**Goal**
Every line of the listing must be reproduced as it stands. Leave the images behind.

**Supplied records**
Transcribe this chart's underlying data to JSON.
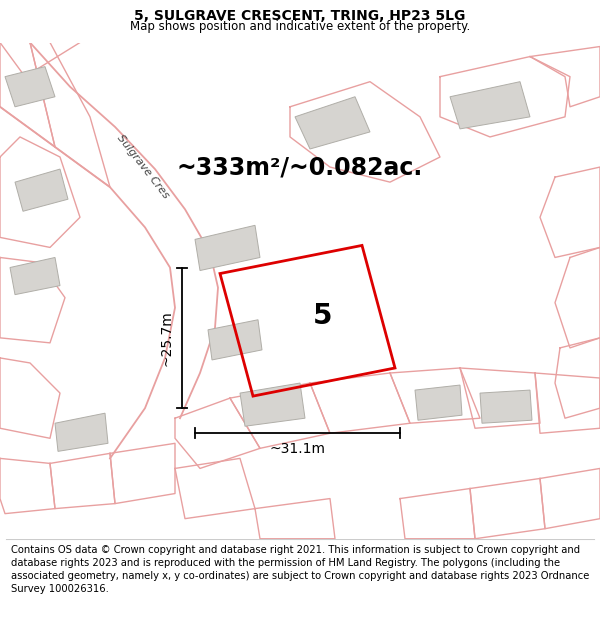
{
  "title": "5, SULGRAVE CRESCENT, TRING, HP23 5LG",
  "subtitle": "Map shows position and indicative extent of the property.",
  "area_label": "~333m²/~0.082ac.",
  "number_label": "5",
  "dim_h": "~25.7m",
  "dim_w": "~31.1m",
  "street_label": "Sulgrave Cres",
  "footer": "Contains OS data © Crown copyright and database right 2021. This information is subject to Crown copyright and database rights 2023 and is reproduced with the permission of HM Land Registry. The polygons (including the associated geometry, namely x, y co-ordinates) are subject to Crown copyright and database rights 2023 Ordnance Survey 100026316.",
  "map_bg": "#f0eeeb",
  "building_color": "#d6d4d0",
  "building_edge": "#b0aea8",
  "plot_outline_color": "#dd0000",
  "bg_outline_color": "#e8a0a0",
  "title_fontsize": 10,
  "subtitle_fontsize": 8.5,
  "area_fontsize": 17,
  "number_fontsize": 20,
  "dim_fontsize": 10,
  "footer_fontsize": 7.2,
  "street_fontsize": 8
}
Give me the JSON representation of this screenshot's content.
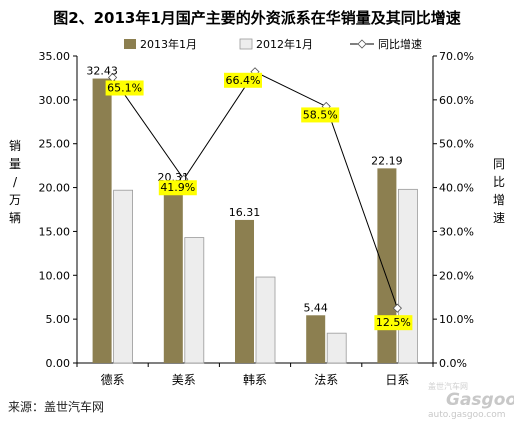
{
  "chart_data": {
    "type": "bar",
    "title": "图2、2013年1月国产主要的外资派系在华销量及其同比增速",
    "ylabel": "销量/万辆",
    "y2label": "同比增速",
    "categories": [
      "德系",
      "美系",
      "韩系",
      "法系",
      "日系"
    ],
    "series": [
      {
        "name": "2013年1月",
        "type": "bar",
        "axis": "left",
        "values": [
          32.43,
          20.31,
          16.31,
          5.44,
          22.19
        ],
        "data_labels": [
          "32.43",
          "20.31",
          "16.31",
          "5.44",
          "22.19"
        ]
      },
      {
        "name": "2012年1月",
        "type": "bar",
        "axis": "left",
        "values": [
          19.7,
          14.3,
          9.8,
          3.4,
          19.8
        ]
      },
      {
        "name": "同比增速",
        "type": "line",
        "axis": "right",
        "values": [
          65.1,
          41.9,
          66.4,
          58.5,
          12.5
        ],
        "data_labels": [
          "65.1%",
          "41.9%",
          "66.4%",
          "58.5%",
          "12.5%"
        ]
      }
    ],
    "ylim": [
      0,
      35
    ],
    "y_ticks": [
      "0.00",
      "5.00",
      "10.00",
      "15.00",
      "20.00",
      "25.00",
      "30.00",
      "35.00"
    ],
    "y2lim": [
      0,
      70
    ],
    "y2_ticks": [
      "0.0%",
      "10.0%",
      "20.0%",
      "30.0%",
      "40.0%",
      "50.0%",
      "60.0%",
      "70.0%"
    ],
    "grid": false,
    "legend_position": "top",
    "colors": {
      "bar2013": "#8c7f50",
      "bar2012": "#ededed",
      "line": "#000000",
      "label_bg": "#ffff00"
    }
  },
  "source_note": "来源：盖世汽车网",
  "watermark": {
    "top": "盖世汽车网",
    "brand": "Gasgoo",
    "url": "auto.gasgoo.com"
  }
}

**Result**
Transcribe this chart's underlying data to JSON.
{
  "title": "5, SULGRAVE CRESCENT, TRING, HP23 5LG",
  "subtitle": "Map shows position and indicative extent of the property.",
  "area_label": "~333m²/~0.082ac.",
  "number_label": "5",
  "dim_h": "~25.7m",
  "dim_w": "~31.1m",
  "street_label": "Sulgrave Cres",
  "footer": "Contains OS data © Crown copyright and database right 2021. This information is subject to Crown copyright and database rights 2023 and is reproduced with the permission of HM Land Registry. The polygons (including the associated geometry, namely x, y co-ordinates) are subject to Crown copyright and database rights 2023 Ordnance Survey 100026316.",
  "map_bg": "#f0eeeb",
  "building_color": "#d6d4d0",
  "building_edge": "#b0aea8",
  "plot_outline_color": "#dd0000",
  "bg_outline_color": "#e8a0a0",
  "title_fontsize": 10,
  "subtitle_fontsize": 8.5,
  "area_fontsize": 17,
  "number_fontsize": 20,
  "dim_fontsize": 10,
  "footer_fontsize": 7.2,
  "street_fontsize": 8
}
Give me the JSON representation of this screenshot's content.
{
  "chart_data": {
    "type": "bar",
    "title": "图2、2013年1月国产主要的外资派系在华销量及其同比增速",
    "ylabel": "销量/万辆",
    "y2label": "同比增速",
    "categories": [
      "德系",
      "美系",
      "韩系",
      "法系",
      "日系"
    ],
    "series": [
      {
        "name": "2013年1月",
        "type": "bar",
        "axis": "left",
        "values": [
          32.43,
          20.31,
          16.31,
          5.44,
          22.19
        ],
        "data_labels": [
          "32.43",
          "20.31",
          "16.31",
          "5.44",
          "22.19"
        ]
      },
      {
        "name": "2012年1月",
        "type": "bar",
        "axis": "left",
        "values": [
          19.7,
          14.3,
          9.8,
          3.4,
          19.8
        ]
      },
      {
        "name": "同比增速",
        "type": "line",
        "axis": "right",
        "values": [
          65.1,
          41.9,
          66.4,
          58.5,
          12.5
        ],
        "data_labels": [
          "65.1%",
          "41.9%",
          "66.4%",
          "58.5%",
          "12.5%"
        ]
      }
    ],
    "ylim": [
      0,
      35
    ],
    "y_ticks": [
      "0.00",
      "5.00",
      "10.00",
      "15.00",
      "20.00",
      "25.00",
      "30.00",
      "35.00"
    ],
    "y2lim": [
      0,
      70
    ],
    "y2_ticks": [
      "0.0%",
      "10.0%",
      "20.0%",
      "30.0%",
      "40.0%",
      "50.0%",
      "60.0%",
      "70.0%"
    ],
    "grid": false,
    "legend_position": "top",
    "colors": {
      "bar2013": "#8c7f50",
      "bar2012": "#ededed",
      "line": "#000000",
      "label_bg": "#ffff00"
    }
  },
  "source_note": "来源：盖世汽车网",
  "watermark": {
    "top": "盖世汽车网",
    "brand": "Gasgoo",
    "url": "auto.gasgoo.com"
  }
}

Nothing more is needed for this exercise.